[Records from a collection]
________________

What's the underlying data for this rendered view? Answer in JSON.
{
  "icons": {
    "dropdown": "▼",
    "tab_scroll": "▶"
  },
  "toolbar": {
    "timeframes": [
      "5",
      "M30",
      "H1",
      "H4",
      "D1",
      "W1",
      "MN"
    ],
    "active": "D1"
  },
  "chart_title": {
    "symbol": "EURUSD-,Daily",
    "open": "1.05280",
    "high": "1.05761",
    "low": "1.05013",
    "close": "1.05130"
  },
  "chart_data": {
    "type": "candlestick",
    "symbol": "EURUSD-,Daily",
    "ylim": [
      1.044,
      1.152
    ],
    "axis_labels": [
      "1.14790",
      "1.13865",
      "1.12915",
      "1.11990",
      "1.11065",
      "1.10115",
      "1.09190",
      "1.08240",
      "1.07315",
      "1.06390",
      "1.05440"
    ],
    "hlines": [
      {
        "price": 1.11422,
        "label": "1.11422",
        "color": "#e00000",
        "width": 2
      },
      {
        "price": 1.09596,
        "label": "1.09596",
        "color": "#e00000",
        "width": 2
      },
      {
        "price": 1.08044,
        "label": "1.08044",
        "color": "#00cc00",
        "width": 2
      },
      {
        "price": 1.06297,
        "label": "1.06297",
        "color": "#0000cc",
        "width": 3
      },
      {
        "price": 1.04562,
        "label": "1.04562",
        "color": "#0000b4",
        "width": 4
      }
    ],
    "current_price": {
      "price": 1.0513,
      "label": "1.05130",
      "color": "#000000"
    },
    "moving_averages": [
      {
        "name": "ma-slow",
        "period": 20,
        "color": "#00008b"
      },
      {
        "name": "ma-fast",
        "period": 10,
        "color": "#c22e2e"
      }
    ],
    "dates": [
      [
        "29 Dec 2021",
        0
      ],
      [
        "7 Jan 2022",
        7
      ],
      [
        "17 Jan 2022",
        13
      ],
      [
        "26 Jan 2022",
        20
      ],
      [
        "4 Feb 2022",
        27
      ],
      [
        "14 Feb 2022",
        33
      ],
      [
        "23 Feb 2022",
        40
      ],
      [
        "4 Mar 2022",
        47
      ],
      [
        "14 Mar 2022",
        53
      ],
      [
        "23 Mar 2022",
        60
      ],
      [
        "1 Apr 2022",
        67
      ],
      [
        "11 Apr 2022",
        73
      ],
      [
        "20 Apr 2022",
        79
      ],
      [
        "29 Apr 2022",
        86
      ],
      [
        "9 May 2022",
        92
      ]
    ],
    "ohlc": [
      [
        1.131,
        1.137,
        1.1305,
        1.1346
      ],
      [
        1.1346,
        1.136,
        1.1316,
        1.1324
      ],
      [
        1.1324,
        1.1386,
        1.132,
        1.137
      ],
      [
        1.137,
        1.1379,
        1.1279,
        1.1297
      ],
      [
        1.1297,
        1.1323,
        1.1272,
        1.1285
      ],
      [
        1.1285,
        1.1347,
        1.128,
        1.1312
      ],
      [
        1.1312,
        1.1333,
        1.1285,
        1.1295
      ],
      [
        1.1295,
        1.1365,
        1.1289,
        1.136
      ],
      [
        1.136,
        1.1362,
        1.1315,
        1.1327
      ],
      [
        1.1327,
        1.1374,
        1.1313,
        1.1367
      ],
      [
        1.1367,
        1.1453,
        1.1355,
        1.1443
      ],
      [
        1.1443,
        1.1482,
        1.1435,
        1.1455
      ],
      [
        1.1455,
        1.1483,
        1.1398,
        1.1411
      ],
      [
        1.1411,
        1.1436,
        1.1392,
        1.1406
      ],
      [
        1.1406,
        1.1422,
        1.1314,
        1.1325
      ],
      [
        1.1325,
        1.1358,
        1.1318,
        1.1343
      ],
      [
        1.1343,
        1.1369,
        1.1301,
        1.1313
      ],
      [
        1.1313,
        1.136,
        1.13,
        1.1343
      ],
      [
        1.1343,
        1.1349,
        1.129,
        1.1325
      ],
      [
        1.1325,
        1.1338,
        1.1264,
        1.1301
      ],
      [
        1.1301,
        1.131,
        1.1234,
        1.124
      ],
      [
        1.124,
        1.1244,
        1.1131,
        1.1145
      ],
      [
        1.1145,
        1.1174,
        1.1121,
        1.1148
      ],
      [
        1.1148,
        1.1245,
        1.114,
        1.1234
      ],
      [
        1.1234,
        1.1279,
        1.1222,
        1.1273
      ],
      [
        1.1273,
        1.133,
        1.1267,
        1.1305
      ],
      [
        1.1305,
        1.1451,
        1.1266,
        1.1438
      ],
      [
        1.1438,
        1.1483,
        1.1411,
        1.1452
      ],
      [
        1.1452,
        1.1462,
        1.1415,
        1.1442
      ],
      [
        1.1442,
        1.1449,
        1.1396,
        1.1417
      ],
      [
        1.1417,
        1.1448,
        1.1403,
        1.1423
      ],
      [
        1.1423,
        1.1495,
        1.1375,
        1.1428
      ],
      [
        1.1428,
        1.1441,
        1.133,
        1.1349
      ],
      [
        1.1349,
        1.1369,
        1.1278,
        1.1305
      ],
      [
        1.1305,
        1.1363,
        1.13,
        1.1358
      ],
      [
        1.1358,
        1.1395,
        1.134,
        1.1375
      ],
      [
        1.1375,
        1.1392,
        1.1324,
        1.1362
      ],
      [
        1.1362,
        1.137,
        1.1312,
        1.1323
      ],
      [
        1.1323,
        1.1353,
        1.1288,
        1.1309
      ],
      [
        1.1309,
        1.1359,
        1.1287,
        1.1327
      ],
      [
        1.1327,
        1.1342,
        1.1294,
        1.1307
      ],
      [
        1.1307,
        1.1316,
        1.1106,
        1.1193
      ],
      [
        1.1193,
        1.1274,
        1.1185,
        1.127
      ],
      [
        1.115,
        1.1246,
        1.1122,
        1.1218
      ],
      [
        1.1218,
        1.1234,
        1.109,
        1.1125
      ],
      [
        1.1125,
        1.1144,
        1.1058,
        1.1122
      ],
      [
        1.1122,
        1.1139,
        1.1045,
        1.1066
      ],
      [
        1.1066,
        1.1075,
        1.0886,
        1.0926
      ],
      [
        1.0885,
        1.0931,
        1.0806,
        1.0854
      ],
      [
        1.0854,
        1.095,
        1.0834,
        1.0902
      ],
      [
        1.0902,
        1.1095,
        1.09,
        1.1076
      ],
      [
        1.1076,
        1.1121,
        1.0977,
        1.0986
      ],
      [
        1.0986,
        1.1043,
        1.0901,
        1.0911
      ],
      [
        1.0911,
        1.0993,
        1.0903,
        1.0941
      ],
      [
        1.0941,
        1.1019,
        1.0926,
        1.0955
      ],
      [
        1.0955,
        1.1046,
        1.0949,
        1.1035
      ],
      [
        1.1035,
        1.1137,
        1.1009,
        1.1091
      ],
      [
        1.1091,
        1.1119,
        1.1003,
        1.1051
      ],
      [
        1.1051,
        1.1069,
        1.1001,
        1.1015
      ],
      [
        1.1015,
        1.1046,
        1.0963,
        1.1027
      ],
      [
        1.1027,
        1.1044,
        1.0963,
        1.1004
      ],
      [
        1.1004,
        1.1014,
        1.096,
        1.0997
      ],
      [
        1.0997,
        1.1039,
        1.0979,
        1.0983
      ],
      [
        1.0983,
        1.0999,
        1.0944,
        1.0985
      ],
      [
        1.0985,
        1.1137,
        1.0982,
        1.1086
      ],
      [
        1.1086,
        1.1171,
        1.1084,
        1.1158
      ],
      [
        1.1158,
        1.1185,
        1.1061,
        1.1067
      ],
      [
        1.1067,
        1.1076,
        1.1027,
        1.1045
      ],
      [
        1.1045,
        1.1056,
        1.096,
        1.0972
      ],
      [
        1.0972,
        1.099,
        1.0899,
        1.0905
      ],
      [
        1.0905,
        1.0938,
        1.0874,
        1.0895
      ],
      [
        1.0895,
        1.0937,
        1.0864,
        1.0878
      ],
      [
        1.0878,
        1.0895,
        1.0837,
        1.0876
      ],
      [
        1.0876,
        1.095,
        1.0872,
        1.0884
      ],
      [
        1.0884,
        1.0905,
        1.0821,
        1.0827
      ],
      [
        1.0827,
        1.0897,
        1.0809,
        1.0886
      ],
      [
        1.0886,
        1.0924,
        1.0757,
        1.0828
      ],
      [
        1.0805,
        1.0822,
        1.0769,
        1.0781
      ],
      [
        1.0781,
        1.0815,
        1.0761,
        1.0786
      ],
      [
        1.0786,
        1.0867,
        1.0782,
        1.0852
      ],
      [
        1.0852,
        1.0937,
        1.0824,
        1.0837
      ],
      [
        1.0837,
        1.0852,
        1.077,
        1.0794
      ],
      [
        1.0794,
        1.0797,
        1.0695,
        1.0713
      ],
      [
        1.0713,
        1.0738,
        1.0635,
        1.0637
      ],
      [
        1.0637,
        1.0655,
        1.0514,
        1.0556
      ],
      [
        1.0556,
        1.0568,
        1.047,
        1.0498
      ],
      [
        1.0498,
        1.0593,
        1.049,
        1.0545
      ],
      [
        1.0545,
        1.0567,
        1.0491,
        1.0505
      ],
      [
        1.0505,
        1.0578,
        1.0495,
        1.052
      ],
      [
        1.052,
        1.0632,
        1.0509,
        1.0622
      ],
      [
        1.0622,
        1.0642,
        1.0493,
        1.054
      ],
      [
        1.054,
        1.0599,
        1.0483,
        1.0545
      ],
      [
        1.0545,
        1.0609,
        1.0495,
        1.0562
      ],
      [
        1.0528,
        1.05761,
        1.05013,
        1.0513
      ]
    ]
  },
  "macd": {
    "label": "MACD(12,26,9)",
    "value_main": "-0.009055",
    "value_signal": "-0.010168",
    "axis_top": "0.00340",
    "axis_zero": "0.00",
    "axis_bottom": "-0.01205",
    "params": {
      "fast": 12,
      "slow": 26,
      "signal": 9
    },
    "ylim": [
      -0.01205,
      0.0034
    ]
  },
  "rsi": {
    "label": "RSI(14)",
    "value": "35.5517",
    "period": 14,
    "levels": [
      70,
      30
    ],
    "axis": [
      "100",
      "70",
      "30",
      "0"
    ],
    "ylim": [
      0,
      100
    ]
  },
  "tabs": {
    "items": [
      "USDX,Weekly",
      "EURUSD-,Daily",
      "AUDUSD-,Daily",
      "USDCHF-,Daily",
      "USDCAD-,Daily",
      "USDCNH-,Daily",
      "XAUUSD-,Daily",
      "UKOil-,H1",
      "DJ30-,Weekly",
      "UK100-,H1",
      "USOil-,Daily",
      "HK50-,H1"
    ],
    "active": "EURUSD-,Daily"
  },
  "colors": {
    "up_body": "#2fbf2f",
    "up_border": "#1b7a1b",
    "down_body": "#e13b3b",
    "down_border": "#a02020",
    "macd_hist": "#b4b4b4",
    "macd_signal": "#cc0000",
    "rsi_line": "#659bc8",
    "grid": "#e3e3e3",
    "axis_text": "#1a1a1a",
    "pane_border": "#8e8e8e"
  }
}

________________

> _What you need to do_: Search the preceding listing for "EURUSD" and extract every line where it is found.

> _The result_:
    "symbol": "EURUSD-,Daily",
    "symbol": "EURUSD-,Daily",
      "EURUSD-,Daily",
    "active": "EURUSD-,Daily"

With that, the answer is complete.